▸ **Extrait à lire**:
+-------+

Youssef Handichi est passé du PTB au MR de Georges-Louis Bouchez et David Leisterh, un grand écart presque jamais vu dans notre histoire politique, en est-il le plus grand traître? © Photo News

Du PTB au MR, Youssef Handichi est-il le pire traître de notre histoire politique?

Nicolas De Decker
Nicolas De Decker Journaliste au Vif

Il est passé du PTB au MR. Le député Youssef Handichi accomplit là un mouvement jamais vu dans notre histoire politique. Au point d’en être le pire traître?

En partant du parti le plus à gauche, le PTB, pour rejoindre le parti le plus à droite, le MR, le député bruxellois Youssef Handichi a joliment mis en application une antique espérance marxiste. «De chacun selon ses moyens à chacun selon ses besoins», lisait-on en effet dans de vieux livres laissés à la critique rongeuse des souris.

Ancien chauffeur de la STIB, syndicaliste à la CSC, Youssef Handichi a beaucoup donné de sa personne et de ses ressources pour faire grandir le premier de ses partis à Bruxelles, à qui il a comme il se doit donné une grande partie de ses moyens.

+-------+

▸ **Liste des items**:
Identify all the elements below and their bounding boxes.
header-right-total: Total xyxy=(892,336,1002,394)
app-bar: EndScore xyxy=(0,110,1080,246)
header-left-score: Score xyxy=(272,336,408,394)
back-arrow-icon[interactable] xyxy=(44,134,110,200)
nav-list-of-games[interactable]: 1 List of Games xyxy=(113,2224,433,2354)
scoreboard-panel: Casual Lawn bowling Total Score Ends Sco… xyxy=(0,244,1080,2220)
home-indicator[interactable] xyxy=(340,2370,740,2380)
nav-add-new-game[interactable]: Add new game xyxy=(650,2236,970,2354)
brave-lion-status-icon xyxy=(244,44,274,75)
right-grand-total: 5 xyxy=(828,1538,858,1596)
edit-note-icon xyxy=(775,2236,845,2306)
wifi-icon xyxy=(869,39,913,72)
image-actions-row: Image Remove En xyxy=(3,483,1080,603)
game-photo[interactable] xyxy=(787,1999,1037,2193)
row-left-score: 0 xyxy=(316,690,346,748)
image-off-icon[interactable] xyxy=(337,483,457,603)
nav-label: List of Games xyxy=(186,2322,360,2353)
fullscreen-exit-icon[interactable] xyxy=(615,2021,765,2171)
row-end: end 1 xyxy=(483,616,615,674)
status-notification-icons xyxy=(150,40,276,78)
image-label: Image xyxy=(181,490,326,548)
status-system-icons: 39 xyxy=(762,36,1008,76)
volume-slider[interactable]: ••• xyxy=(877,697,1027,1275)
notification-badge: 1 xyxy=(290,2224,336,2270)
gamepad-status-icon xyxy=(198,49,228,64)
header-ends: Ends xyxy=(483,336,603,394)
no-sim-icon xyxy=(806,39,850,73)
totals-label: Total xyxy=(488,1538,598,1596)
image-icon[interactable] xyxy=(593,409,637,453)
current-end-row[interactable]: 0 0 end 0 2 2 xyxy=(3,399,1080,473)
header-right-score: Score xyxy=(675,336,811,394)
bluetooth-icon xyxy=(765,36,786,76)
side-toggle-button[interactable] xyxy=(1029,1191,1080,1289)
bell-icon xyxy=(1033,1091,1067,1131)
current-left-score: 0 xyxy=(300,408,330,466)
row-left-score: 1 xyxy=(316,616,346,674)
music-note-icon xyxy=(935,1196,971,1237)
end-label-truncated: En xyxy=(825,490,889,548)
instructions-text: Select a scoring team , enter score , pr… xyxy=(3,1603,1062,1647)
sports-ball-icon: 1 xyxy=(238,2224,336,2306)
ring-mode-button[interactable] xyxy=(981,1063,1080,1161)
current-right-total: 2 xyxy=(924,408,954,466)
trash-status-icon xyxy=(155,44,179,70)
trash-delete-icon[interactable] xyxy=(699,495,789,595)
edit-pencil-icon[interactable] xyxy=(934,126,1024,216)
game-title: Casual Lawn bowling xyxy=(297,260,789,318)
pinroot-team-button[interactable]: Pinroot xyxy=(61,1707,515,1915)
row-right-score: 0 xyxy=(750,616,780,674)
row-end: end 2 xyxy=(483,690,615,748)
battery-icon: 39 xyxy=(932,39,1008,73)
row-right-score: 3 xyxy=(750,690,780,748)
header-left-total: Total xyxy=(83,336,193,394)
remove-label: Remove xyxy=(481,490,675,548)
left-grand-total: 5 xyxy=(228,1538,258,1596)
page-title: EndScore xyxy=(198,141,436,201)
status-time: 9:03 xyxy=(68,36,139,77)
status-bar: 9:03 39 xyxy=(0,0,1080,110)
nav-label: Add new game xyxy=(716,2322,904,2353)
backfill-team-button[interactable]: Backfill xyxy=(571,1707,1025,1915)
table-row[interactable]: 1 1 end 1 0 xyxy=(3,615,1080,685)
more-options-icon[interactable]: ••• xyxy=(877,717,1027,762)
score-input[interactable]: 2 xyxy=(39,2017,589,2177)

+-------+

▸ **Consigne 1**:
Répondez à ces questions d'après l'extrait sur Youssef Handichi :
(a) Pour quel journal travaille Nicolas De Decker ?
(b) Quel parti Youssef Handichi a-t-il quitté, et lequel a-t-il rejoint ?
(c) Quel métier exerçait-il avant de devenir député, et dans quel syndicat militait-il ?
▸ **Consigne 2**:
Poursuivez l'extrait sur Youssef Handichi à partir de sa dernière phrase.
Les items n'ont aucun rôle à jouer ici.

▸ **Résultat obtenu 1**:
(a) Le Vif.
(b) Il a quitté le PTB et a rejoint le MR.
(c) Il était chauffeur de la STIB et syndicaliste à la CSC.

▸ **Résultat obtenu 2**:
Mais ces moyens ne répondant plus à ses besoins, il a choisi, non pas de quitter la politique pour retrouver le monde ouvrier, comme il l’avait annoncé, mais de rejoindre un deuxième et plus récent parti, le MR, pour rester dans le monde politique tout en lançant sa propre entreprise. «Les extrêmes s’attirent», dit-on parfois très improprement, et passer ainsi de la formation la plus à gauche de Belgique francophone au parti le plus à droite de l’espace Wallonie-Bruxelles pourrait ressembler à une confirmation empirique de cette théorie dite du «fer à cheval».

De fait, la distance idéologique et sociologique parcourue par le transfert de Youssef Handichi serait pratiquement inédite dans l’histoire politique de la Belgique si on considérait le clivage gauche-droite comme un continuum. Sauf que cette distance si élevée est l’exception dans l’histoire des transfuges politiques, dans laquelle la règle est que lorsque l’on quitte un parti, c’est généralement pour rejoindre le parti le plus proche sur les plans idéologiques et sociologiques.

Est-ce à dire que Youssef Handichi est le pire traître de l’histoire politique de la Belgique?

Au PTB, évidemment, on n’est pas loin de le penser.

Les 14.000 électeurs qui ont coché son nom en mai 2019, alors qu’il était un candidat PTB, donc marxiste, qu’il était toujours ouvrier (en congé politique) dans le secteur public, syndicaliste, pour la «taxe sur les millionnaires», contre la «neutralité exclusive» et en faveur de la gratuité des transports publics le croiront-ils également lorsqu’il s’agira de voter pour un candidat MR, donc antimarxiste, qui est désormais entrepreneur (en cumul avec la politique), pour la baisse de l’impôt sur les bénéfices des sociétés, contre la «neutralité inclusive» (enfin ce n’est pas encore très clair) et en défaveur de la gratuité des transports publics?

Au MR, bien entendu, on est fort enclin à l’espérer.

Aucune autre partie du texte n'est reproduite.